§ **Texte fourni**
▬▬▬

On parle aussi beaucoup de made in France et relocalisations. Quel peut être l’impact de cette tendance de consommation ?

Le client d’aujourd’hui est effectivement sensible au made in France, mais son choix est toujours multi-critères : on sait que le plus important reste le rapport qualité / prix, et que la dimension environnementale, savoir si le bois est issu de forêts gérées durablement, savoir si le produit est fabriqué à proximité ou à l’autre bout de la planète viennent ensuite. D’autre part, le client se heurte à un problème d’information : il n’est pas facile le plus souvent de savoir d’où vient le bois d’un meuble que l’on possède, ni quelle est la part véritable du produit qui est fabriquée en France. Il faut donc mettre en avant ce critère, en sachant qu’il n’est pas suffisant pour déclencher l’achat, il doit être un plus qui s’ajoute aux autres qualités du produit, et à un prix de marché : les études montrent que les consommateurs sont prêts à payer un peu plus cher un produit made in France, jusqu’à 10 ou 15 % mais pas plus, et à qualité égale bien sûr.

Du côté de la relocalisation de la production, cela dépend des produits et des modèles économiques, mais cela reste un défi difficile à relever. En effet, malgré la baisse bienvenue des impôts de production, ils restent nettement plus élevés que dans beaucoup de pays  proches, en Europe, et les salaires français sont aussi parmi les plus élevés. La création d’un site industriel est aussi une démarche fastidieuse pour obtenir toutes les autorisations. Même si les relocalisations industrielles ne sont pas exclues, il semble sage dans un premier temps de faire en sorte de conserver de façon pérenne et d’assurer le développement des sites de production qui existent déjà sur notre territoire.

Comment voyez-vous évoluer le rapport entre ventes en e-commerce et en magasin ?

▬▬▬

§ **Partie données**
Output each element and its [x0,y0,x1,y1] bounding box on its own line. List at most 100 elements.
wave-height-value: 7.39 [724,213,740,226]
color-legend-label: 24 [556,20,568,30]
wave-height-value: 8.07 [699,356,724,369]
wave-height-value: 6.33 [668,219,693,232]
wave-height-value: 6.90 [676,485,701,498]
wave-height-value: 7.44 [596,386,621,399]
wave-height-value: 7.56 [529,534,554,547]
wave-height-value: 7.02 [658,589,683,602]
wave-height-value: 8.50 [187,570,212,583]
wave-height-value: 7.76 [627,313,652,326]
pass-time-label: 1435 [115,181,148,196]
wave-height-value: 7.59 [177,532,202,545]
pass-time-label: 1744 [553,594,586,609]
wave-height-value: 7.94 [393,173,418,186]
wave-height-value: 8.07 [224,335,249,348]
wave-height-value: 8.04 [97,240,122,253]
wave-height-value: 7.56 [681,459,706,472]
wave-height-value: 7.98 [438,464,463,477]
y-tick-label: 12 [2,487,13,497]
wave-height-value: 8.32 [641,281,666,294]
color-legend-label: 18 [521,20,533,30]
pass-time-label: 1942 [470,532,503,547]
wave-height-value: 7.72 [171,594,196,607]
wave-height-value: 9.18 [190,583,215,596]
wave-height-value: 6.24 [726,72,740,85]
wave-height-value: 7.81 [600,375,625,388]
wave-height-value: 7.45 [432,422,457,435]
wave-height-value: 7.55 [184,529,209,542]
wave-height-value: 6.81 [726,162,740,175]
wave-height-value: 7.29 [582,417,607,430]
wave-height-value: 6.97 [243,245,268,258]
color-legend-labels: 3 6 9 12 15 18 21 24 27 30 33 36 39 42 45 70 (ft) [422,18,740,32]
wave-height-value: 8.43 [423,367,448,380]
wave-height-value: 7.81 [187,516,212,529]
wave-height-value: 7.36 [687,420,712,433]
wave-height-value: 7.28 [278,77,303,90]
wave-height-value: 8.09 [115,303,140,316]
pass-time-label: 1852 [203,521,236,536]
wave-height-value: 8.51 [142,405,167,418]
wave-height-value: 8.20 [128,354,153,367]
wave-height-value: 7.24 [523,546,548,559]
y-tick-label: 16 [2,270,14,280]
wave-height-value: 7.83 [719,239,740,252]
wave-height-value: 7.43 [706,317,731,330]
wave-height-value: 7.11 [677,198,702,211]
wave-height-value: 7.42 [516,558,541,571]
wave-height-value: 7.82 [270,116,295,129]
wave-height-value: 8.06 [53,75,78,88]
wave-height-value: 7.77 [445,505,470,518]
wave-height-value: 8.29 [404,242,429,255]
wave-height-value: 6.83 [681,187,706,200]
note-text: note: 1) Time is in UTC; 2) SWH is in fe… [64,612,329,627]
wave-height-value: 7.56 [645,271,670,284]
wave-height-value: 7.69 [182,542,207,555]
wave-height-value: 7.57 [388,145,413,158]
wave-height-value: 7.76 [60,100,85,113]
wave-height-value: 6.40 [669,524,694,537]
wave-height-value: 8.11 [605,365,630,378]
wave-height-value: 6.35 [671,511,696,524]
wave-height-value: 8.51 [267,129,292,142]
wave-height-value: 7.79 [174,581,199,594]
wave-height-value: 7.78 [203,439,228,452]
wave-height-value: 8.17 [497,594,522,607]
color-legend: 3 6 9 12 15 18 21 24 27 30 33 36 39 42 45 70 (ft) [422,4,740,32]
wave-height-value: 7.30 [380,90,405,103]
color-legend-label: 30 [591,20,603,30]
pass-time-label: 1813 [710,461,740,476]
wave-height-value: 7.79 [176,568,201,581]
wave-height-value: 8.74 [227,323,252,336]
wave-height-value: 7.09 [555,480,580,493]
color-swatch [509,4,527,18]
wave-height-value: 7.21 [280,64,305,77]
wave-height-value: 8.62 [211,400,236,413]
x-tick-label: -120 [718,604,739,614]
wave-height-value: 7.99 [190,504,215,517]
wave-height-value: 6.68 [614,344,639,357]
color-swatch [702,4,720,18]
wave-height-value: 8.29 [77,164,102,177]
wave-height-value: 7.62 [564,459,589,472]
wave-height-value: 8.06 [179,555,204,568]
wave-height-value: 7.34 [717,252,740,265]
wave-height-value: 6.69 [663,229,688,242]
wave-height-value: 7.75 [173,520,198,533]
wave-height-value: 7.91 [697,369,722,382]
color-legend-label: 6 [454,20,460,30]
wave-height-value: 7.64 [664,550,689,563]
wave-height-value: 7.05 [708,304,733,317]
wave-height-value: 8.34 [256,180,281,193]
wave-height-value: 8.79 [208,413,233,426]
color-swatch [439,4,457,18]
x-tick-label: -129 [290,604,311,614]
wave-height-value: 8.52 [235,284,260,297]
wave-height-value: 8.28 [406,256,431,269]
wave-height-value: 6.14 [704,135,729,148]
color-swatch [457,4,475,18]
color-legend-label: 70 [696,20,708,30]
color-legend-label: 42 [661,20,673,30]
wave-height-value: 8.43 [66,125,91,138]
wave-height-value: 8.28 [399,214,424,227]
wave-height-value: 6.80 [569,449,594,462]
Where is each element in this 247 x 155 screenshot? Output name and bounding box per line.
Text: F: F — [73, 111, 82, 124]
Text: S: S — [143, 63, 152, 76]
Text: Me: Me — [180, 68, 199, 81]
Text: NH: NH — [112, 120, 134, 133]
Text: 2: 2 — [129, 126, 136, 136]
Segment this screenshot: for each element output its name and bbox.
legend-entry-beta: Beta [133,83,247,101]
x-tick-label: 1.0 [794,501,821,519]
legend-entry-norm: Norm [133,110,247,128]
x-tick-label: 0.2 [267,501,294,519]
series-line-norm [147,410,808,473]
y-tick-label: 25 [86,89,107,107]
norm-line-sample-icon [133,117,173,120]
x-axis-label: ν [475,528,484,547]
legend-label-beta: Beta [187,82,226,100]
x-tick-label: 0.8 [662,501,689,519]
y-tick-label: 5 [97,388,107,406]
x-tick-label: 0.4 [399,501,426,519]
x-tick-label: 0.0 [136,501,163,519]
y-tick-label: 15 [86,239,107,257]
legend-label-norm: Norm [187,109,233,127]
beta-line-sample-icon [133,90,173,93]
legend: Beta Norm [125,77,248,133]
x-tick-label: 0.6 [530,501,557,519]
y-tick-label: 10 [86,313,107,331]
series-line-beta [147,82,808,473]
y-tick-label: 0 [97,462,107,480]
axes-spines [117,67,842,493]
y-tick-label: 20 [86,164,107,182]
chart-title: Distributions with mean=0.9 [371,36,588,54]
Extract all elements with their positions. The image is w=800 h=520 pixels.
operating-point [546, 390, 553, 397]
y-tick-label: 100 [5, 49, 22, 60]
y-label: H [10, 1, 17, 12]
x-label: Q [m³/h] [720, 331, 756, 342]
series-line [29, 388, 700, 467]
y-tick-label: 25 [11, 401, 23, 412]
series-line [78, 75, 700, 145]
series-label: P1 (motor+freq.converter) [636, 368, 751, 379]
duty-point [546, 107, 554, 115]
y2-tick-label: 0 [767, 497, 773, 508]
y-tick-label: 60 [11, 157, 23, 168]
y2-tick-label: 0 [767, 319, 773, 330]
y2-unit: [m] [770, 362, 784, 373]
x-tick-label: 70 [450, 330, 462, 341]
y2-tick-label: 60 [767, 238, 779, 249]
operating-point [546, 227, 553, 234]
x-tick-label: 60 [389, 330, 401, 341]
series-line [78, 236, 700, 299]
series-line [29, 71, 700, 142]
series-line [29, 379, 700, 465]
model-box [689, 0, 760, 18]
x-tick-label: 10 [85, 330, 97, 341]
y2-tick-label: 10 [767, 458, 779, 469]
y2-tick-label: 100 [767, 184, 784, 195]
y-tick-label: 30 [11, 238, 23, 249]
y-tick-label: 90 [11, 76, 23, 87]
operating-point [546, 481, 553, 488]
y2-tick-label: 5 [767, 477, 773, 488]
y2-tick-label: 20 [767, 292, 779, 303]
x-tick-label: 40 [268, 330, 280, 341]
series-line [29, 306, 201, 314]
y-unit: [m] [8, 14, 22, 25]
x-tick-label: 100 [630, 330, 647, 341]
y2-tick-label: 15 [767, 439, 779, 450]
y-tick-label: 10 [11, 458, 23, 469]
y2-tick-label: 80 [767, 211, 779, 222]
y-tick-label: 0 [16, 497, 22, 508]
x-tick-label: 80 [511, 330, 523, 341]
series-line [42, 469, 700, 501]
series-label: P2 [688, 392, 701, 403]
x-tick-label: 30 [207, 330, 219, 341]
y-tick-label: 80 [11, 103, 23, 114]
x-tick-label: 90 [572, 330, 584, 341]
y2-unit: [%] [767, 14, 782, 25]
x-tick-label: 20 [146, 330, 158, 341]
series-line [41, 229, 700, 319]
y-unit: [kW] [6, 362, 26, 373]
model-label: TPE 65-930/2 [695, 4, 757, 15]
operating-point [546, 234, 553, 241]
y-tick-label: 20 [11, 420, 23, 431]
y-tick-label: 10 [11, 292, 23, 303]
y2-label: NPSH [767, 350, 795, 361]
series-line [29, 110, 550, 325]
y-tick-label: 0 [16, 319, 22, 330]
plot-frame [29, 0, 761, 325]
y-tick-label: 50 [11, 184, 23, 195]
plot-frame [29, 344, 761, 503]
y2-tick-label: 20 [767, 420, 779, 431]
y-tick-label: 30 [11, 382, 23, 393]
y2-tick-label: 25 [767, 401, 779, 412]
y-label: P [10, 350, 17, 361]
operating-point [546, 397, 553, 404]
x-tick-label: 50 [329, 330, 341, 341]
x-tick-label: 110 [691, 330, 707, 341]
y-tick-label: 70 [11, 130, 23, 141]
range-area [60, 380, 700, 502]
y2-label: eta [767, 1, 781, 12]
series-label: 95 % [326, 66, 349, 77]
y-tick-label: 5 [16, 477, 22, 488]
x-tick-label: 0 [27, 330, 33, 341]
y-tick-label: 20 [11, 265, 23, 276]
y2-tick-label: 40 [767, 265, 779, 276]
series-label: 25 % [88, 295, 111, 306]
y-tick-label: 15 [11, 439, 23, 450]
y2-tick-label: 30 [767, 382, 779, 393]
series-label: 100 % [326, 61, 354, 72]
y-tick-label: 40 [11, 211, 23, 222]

▬▬▬

§ **Consigne 1**
D'après le texte fourni, jusqu'à combien les consommateurs acceptent-ils de payer en plus pour un produit made in France ?
§ **Consigne 2**
Recopiez le texte fourni depuis « Du côté de la » jusqu'à « en magasin ? », en remplaçant « fastidieuse » par « compliquée ».
Les items n'ont aucun lien avec le texte fourni.

§ **Réponse 1**
Jusqu'à 10 ou 15 % de plus, à qualité égale.

§ **Réponse 2**
Du côté de la relocalisation de la production, cela dépend des produits et des modèles économiques, mais cela reste un défi difficile à relever. En effet, malgré la baisse bienvenue des impôts de production, ils restent nettement plus élevés que dans beaucoup de pays  proches, en Europe, et les salaires français sont aussi parmi les plus élevés. La création d’un site industriel est aussi une démarche compliquée pour obtenir toutes les autorisations. Même si les relocalisations industrielles ne sont pas exclues, il semble sage dans un premier temps de faire en sorte de conserver de façon pérenne et d’assurer le développement des sites de production qui existent déjà sur notre territoire.

Comment voyez-vous évoluer le rapport entre ventes en e-commerce et en magasin ?